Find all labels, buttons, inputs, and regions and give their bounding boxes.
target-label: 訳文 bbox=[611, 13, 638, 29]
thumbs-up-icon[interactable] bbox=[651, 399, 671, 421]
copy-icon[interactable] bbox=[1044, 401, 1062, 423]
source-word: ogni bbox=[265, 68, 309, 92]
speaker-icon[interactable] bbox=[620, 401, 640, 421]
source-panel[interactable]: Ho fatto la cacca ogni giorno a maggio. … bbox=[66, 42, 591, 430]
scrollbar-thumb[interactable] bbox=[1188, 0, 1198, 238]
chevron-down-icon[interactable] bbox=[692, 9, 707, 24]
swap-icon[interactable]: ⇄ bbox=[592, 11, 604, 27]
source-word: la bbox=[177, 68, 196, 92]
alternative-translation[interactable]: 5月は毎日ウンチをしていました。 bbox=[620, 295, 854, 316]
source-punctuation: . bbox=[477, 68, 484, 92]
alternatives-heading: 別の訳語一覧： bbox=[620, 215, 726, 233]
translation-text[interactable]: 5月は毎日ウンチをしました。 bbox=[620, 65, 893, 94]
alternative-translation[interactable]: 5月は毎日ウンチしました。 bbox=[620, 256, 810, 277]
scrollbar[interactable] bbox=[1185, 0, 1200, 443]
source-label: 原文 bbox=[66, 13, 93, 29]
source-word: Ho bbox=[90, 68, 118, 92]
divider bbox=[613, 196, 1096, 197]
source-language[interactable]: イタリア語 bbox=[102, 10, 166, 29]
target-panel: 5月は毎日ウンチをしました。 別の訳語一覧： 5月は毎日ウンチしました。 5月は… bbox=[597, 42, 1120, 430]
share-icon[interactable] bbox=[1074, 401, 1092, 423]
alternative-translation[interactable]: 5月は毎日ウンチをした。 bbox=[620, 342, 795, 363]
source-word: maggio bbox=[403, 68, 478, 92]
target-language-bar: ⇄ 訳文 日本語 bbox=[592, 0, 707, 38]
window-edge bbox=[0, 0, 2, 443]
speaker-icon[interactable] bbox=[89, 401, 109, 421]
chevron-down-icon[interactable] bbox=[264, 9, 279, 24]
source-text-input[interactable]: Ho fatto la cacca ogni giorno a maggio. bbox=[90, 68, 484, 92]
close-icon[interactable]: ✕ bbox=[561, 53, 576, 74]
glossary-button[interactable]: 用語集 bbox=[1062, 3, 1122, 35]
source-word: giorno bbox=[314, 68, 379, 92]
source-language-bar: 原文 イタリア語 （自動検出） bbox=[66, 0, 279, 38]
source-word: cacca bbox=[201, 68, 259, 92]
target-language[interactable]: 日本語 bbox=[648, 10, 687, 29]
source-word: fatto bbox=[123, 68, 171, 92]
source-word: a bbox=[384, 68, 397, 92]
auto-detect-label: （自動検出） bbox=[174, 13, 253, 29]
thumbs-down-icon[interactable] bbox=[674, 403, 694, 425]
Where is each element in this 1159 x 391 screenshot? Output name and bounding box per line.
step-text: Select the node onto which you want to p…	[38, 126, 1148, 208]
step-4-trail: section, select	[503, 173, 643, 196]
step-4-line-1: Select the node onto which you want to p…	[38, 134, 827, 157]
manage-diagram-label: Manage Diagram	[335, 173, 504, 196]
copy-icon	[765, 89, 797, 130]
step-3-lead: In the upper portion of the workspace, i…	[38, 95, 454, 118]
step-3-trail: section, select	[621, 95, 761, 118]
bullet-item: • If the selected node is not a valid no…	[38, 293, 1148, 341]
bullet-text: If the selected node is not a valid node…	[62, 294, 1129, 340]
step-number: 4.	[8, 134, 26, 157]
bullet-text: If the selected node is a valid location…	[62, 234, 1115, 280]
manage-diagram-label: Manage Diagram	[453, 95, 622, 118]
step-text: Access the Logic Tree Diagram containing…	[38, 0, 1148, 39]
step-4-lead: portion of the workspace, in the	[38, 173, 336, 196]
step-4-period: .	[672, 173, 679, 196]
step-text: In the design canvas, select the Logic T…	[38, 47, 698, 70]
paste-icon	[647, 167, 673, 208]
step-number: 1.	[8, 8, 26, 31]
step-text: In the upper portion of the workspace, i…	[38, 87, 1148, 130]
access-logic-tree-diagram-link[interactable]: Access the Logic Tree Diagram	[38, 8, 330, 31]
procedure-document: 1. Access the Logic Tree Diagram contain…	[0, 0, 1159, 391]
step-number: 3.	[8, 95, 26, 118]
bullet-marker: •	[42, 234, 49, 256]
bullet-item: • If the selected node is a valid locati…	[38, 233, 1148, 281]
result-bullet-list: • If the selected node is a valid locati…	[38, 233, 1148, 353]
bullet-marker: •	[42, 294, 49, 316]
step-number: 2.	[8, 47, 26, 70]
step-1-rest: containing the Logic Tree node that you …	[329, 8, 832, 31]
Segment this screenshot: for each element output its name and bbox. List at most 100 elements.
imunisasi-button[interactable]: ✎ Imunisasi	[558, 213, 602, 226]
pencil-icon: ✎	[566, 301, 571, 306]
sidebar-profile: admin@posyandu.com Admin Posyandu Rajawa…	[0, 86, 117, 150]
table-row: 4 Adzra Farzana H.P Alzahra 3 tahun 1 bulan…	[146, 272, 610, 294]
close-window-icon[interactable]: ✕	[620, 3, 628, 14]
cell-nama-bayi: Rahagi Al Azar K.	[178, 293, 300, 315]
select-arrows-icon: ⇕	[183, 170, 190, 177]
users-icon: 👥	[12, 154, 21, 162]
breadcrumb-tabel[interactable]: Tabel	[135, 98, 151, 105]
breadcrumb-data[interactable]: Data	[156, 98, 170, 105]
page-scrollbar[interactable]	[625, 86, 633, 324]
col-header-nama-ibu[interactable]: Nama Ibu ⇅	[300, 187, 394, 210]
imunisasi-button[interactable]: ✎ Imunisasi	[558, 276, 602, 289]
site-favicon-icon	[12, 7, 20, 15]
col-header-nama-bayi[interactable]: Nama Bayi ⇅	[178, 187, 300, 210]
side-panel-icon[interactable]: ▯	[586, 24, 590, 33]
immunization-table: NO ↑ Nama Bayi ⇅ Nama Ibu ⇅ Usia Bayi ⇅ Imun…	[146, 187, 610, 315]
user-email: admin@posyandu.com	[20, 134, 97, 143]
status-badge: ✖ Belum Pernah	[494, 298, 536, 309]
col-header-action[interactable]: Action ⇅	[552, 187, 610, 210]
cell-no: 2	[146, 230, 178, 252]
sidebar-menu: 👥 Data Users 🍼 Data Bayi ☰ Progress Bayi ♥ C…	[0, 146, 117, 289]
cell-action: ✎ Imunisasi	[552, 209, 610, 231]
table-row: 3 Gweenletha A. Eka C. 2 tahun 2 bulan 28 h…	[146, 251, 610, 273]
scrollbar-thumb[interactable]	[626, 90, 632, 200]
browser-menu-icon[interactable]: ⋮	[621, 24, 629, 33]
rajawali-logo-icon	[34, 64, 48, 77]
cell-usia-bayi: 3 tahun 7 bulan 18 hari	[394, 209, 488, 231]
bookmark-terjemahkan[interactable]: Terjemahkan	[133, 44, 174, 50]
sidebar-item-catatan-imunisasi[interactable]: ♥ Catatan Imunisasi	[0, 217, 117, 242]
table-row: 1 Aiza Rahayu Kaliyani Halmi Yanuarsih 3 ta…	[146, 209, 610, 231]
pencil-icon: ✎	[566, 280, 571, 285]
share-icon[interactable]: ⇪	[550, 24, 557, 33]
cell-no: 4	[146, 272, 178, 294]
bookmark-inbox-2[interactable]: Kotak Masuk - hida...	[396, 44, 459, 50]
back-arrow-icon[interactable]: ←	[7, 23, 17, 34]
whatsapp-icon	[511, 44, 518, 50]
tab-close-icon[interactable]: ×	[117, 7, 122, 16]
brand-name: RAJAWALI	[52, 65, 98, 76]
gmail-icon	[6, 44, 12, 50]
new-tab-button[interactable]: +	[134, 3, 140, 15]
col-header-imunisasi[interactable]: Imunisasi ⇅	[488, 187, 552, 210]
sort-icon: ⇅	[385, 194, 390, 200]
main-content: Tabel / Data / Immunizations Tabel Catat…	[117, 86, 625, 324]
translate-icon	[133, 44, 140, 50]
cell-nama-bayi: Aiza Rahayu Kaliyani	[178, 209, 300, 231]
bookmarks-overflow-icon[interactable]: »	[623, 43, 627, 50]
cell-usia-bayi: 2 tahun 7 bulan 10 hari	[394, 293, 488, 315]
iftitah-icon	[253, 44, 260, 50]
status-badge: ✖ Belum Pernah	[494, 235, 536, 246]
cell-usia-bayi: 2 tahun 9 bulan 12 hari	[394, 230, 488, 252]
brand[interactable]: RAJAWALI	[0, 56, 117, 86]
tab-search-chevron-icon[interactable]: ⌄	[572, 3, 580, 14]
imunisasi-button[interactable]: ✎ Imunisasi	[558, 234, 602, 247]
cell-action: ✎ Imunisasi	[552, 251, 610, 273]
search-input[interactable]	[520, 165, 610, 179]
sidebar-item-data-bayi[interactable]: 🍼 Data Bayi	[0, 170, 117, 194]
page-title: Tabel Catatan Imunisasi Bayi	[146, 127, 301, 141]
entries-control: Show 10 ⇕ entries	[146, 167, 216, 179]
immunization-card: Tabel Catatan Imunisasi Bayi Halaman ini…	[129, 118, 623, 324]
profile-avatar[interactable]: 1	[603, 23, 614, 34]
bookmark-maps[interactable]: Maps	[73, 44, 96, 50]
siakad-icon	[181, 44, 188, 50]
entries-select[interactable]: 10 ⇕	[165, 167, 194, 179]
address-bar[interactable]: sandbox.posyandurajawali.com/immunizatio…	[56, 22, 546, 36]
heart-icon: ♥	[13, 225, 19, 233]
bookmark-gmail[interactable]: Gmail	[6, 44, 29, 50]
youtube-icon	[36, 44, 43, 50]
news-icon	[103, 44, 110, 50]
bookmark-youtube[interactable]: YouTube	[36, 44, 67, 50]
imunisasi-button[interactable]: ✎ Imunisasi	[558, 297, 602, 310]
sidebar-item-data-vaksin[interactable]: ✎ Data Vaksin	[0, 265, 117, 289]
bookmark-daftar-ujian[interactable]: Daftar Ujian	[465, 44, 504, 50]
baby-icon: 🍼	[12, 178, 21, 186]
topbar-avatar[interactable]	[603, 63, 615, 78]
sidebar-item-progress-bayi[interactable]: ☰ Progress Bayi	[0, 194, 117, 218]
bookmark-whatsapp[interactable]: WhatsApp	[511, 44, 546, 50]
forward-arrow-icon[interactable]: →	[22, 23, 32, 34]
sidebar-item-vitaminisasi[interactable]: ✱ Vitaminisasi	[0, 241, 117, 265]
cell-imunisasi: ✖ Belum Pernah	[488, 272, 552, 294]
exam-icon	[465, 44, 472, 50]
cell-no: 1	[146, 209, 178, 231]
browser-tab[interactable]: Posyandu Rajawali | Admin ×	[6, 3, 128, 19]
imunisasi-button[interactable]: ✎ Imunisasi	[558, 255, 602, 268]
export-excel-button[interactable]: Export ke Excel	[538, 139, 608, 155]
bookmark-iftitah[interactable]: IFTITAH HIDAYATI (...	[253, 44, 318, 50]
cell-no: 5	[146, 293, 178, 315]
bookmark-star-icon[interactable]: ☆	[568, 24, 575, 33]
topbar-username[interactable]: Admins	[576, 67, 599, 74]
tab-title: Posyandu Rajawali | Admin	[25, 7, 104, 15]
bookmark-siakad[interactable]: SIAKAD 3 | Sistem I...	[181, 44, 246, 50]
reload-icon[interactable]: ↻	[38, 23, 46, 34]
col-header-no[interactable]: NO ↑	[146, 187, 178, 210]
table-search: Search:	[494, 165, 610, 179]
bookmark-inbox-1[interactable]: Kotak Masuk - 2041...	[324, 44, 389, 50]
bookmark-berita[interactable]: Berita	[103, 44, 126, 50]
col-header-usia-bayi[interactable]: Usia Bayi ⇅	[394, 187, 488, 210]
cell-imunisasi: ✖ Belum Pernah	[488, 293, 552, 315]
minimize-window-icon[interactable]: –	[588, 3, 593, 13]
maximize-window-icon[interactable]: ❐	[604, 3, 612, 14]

STATED EXERCISE: Copy the lines of the listing verbatim, starting at its first line and ending at the line containing "scrollbar-thumb[interactable] bbox=[1188, 0, 1198, 238]".

FULL SOLUTION:
Find all labels, buttons, inputs, and regions and give their bounding boxes.
target-label: 訳文 bbox=[611, 13, 638, 29]
thumbs-up-icon[interactable] bbox=[651, 399, 671, 421]
copy-icon[interactable] bbox=[1044, 401, 1062, 423]
source-word: ogni bbox=[265, 68, 309, 92]
speaker-icon[interactable] bbox=[620, 401, 640, 421]
source-panel[interactable]: Ho fatto la cacca ogni giorno a maggio. … bbox=[66, 42, 591, 430]
scrollbar-thumb[interactable] bbox=[1188, 0, 1198, 238]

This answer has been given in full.